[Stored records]
★ ★ ★ ★
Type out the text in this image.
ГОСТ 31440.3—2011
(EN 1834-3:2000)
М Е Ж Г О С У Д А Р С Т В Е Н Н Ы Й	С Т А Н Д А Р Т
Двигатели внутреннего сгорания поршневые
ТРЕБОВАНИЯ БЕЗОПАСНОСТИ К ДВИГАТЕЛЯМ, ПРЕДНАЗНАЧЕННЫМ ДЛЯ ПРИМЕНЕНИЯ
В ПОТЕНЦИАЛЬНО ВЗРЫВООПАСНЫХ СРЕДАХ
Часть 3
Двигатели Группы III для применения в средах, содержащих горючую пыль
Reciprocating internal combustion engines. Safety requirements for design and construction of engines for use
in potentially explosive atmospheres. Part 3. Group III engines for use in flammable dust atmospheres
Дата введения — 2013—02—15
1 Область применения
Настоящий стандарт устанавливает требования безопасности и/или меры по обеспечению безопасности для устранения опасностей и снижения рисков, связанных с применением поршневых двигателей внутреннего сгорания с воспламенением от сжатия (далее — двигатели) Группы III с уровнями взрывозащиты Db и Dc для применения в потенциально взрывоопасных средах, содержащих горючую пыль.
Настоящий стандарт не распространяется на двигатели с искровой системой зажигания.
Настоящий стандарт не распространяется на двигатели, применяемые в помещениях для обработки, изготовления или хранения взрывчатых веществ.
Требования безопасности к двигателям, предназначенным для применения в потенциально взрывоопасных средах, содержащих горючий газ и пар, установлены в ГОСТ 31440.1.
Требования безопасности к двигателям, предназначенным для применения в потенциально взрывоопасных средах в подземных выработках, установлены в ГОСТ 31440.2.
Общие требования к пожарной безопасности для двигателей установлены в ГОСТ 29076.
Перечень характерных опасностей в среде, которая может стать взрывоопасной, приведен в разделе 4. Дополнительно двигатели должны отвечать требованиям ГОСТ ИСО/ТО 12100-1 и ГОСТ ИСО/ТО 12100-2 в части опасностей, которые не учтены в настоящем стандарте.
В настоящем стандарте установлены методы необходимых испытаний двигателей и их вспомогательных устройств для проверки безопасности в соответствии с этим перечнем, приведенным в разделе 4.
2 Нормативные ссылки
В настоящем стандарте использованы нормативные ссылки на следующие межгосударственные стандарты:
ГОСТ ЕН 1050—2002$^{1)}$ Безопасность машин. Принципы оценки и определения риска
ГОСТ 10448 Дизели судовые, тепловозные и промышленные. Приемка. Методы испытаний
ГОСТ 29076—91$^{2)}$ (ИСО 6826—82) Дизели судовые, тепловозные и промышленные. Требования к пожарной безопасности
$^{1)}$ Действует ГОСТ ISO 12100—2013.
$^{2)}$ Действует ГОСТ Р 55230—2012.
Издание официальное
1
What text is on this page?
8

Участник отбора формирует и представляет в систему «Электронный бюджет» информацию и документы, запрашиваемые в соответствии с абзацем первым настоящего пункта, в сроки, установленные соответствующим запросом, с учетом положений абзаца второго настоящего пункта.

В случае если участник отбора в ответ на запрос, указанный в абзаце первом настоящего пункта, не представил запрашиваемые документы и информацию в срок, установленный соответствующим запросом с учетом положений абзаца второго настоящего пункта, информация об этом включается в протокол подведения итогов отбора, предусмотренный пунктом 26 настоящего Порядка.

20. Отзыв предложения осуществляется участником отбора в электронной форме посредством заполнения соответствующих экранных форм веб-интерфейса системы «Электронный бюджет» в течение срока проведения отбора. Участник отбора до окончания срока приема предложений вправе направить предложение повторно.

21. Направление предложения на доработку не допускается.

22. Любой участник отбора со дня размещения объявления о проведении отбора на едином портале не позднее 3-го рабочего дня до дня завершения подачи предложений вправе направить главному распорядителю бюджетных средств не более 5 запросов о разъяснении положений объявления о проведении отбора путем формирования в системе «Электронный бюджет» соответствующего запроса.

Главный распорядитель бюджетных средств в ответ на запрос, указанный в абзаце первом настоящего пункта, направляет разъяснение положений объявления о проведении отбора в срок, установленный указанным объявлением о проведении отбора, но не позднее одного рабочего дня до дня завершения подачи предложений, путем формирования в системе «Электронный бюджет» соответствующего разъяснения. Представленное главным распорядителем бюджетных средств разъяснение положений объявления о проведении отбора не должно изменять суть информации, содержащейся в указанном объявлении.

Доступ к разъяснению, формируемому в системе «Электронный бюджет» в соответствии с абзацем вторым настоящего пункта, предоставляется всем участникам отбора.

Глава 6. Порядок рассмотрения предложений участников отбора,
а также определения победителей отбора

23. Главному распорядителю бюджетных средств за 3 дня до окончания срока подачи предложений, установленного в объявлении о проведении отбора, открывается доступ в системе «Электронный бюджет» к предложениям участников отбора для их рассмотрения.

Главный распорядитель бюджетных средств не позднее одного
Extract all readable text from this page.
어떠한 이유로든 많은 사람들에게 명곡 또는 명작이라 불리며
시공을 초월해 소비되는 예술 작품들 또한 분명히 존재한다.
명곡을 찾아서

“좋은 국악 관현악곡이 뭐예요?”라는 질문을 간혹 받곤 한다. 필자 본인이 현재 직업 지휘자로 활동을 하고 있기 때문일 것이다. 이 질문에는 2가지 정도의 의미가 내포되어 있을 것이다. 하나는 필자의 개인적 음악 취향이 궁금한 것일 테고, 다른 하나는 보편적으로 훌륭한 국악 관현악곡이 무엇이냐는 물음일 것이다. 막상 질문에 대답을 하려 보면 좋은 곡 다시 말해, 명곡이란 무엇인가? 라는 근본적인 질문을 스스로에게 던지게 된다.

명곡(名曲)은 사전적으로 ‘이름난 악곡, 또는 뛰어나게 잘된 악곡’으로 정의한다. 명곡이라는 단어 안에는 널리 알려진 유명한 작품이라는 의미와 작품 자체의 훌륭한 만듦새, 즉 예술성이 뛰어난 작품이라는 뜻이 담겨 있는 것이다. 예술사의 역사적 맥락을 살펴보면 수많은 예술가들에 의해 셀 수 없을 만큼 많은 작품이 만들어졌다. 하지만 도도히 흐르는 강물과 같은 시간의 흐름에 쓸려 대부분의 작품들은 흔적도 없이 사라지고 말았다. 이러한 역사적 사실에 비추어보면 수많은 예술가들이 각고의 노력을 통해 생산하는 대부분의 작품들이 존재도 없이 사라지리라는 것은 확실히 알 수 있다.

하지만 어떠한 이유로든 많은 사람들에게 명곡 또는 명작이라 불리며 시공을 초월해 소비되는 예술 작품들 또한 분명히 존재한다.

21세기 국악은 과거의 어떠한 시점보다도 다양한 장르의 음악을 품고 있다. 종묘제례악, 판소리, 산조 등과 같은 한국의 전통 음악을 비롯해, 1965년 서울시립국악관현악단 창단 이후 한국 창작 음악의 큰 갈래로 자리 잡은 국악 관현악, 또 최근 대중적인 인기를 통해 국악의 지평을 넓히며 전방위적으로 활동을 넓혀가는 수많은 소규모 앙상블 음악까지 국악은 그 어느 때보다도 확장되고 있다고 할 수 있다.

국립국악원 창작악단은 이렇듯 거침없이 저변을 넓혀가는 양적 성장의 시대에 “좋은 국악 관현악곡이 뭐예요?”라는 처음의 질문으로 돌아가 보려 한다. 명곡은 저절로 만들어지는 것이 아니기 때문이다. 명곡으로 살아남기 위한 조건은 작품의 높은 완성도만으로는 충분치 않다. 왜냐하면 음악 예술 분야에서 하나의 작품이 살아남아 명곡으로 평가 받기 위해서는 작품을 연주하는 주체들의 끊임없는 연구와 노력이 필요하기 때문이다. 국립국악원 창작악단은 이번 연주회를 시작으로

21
★ ★ ★ ★
▶ [Task brief]
All of the entries above need to be reproduced exactly.

▶ [Correct result]
Type out the text in this image.
ГОСТ 31440.3—2011
(EN 1834-3:2000)
М Е Ж Г О С У Д А Р С Т В Е Н Н Ы Й	С Т А Н Д А Р Т
Двигатели внутреннего сгорания поршневые
ТРЕБОВАНИЯ БЕЗОПАСНОСТИ К ДВИГАТЕЛЯМ, ПРЕДНАЗНАЧЕННЫМ ДЛЯ ПРИМЕНЕНИЯ
В ПОТЕНЦИАЛЬНО ВЗРЫВООПАСНЫХ СРЕДАХ
Часть 3
Двигатели Группы III для применения в средах, содержащих горючую пыль
Reciprocating internal combustion engines. Safety requirements for design and construction of engines for use
in potentially explosive atmospheres. Part 3. Group III engines for use in flammable dust atmospheres
Дата введения — 2013—02—15
1 Область применения
Настоящий стандарт устанавливает требования безопасности и/или меры по обеспечению безопасности для устранения опасностей и снижения рисков, связанных с применением поршневых двигателей внутреннего сгорания с воспламенением от сжатия (далее — двигатели) Группы III с уровнями взрывозащиты Db и Dc для применения в потенциально взрывоопасных средах, содержащих горючую пыль.
Настоящий стандарт не распространяется на двигатели с искровой системой зажигания.
Настоящий стандарт не распространяется на двигатели, применяемые в помещениях для обработки, изготовления или хранения взрывчатых веществ.
Требования безопасности к двигателям, предназначенным для применения в потенциально взрывоопасных средах, содержащих горючий газ и пар, установлены в ГОСТ 31440.1.
Требования безопасности к двигателям, предназначенным для применения в потенциально взрывоопасных средах в подземных выработках, установлены в ГОСТ 31440.2.
Общие требования к пожарной безопасности для двигателей установлены в ГОСТ 29076.
Перечень характерных опасностей в среде, которая может стать взрывоопасной, приведен в разделе 4. Дополнительно двигатели должны отвечать требованиям ГОСТ ИСО/ТО 12100-1 и ГОСТ ИСО/ТО 12100-2 в части опасностей, которые не учтены в настоящем стандарте.
В настоящем стандарте установлены методы необходимых испытаний двигателей и их вспомогательных устройств для проверки безопасности в соответствии с этим перечнем, приведенным в разделе 4.
2 Нормативные ссылки
В настоящем стандарте использованы нормативные ссылки на следующие межгосударственные стандарты:
ГОСТ ЕН 1050—2002$^{1)}$ Безопасность машин. Принципы оценки и определения риска
ГОСТ 10448 Дизели судовые, тепловозные и промышленные. Приемка. Методы испытаний
ГОСТ 29076—91$^{2)}$ (ИСО 6826—82) Дизели судовые, тепловозные и промышленные. Требования к пожарной безопасности
$^{1)}$ Действует ГОСТ ISO 12100—2013.
$^{2)}$ Действует ГОСТ Р 55230—2012.
Издание официальное
1
What text is on this page?
8

Участник отбора формирует и представляет в систему «Электронный бюджет» информацию и документы, запрашиваемые в соответствии с абзацем первым настоящего пункта, в сроки, установленные соответствующим запросом, с учетом положений абзаца второго настоящего пункта.

В случае если участник отбора в ответ на запрос, указанный в абзаце первом настоящего пункта, не представил запрашиваемые документы и информацию в срок, установленный соответствующим запросом с учетом положений абзаца второго настоящего пункта, информация об этом включается в протокол подведения итогов отбора, предусмотренный пунктом 26 настоящего Порядка.

20. Отзыв предложения осуществляется участником отбора в электронной форме посредством заполнения соответствующих экранных форм веб-интерфейса системы «Электронный бюджет» в течение срока проведения отбора. Участник отбора до окончания срока приема предложений вправе направить предложение повторно.

21. Направление предложения на доработку не допускается.

22. Любой участник отбора со дня размещения объявления о проведении отбора на едином портале не позднее 3-го рабочего дня до дня завершения подачи предложений вправе направить главному распорядителю бюджетных средств не более 5 запросов о разъяснении положений объявления о проведении отбора путем формирования в системе «Электронный бюджет» соответствующего запроса.

Главный распорядитель бюджетных средств в ответ на запрос, указанный в абзаце первом настоящего пункта, направляет разъяснение положений объявления о проведении отбора в срок, установленный указанным объявлением о проведении отбора, но не позднее одного рабочего дня до дня завершения подачи предложений, путем формирования в системе «Электронный бюджет» соответствующего разъяснения. Представленное главным распорядителем бюджетных средств разъяснение положений объявления о проведении отбора не должно изменять суть информации, содержащейся в указанном объявлении.

Доступ к разъяснению, формируемому в системе «Электронный бюджет» в соответствии с абзацем вторым настоящего пункта, предоставляется всем участникам отбора.

Глава 6. Порядок рассмотрения предложений участников отбора,
а также определения победителей отбора

23. Главному распорядителю бюджетных средств за 3 дня до окончания срока подачи предложений, установленного в объявлении о проведении отбора, открывается доступ в системе «Электронный бюджет» к предложениям участников отбора для их рассмотрения.

Главный распорядитель бюджетных средств не позднее одного
Extract all readable text from this page.
어떠한 이유로든 많은 사람들에게 명곡 또는 명작이라 불리며
시공을 초월해 소비되는 예술 작품들 또한 분명히 존재한다.
명곡을 찾아서

“좋은 국악 관현악곡이 뭐예요?”라는 질문을 간혹 받곤 한다. 필자 본인이 현재 직업 지휘자로 활동을 하고 있기 때문일 것이다. 이 질문에는 2가지 정도의 의미가 내포되어 있을 것이다. 하나는 필자의 개인적 음악 취향이 궁금한 것일 테고, 다른 하나는 보편적으로 훌륭한 국악 관현악곡이 무엇이냐는 물음일 것이다. 막상 질문에 대답을 하려 보면 좋은 곡 다시 말해, 명곡이란 무엇인가? 라는 근본적인 질문을 스스로에게 던지게 된다.

명곡(名曲)은 사전적으로 ‘이름난 악곡, 또는 뛰어나게 잘된 악곡’으로 정의한다. 명곡이라는 단어 안에는 널리 알려진 유명한 작품이라는 의미와 작품 자체의 훌륭한 만듦새, 즉 예술성이 뛰어난 작품이라는 뜻이 담겨 있는 것이다. 예술사의 역사적 맥락을 살펴보면 수많은 예술가들에 의해 셀 수 없을 만큼 많은 작품이 만들어졌다. 하지만 도도히 흐르는 강물과 같은 시간의 흐름에 쓸려 대부분의 작품들은 흔적도 없이 사라지고 말았다. 이러한 역사적 사실에 비추어보면 수많은 예술가들이 각고의 노력을 통해 생산하는 대부분의 작품들이 존재도 없이 사라지리라는 것은 확실히 알 수 있다.

하지만 어떠한 이유로든 많은 사람들에게 명곡 또는 명작이라 불리며 시공을 초월해 소비되는 예술 작품들 또한 분명히 존재한다.

21세기 국악은 과거의 어떠한 시점보다도 다양한 장르의 음악을 품고 있다. 종묘제례악, 판소리, 산조 등과 같은 한국의 전통 음악을 비롯해, 1965년 서울시립국악관현악단 창단 이후 한국 창작 음악의 큰 갈래로 자리 잡은 국악 관현악, 또 최근 대중적인 인기를 통해 국악의 지평을 넓히며 전방위적으로 활동을 넓혀가는 수많은 소규모 앙상블 음악까지 국악은 그 어느 때보다도 확장되고 있다고 할 수 있다.

국립국악원 창작악단은 이렇듯 거침없이 저변을 넓혀가는 양적 성장의 시대에 “좋은 국악 관현악곡이 뭐예요?”라는 처음의 질문으로 돌아가 보려 한다. 명곡은 저절로 만들어지는 것이 아니기 때문이다. 명곡으로 살아남기 위한 조건은 작품의 높은 완성도만으로는 충분치 않다. 왜냐하면 음악 예술 분야에서 하나의 작품이 살아남아 명곡으로 평가 받기 위해서는 작품을 연주하는 주체들의 끊임없는 연구와 노력이 필요하기 때문이다. 국립국악원 창작악단은 이번 연주회를 시작으로

21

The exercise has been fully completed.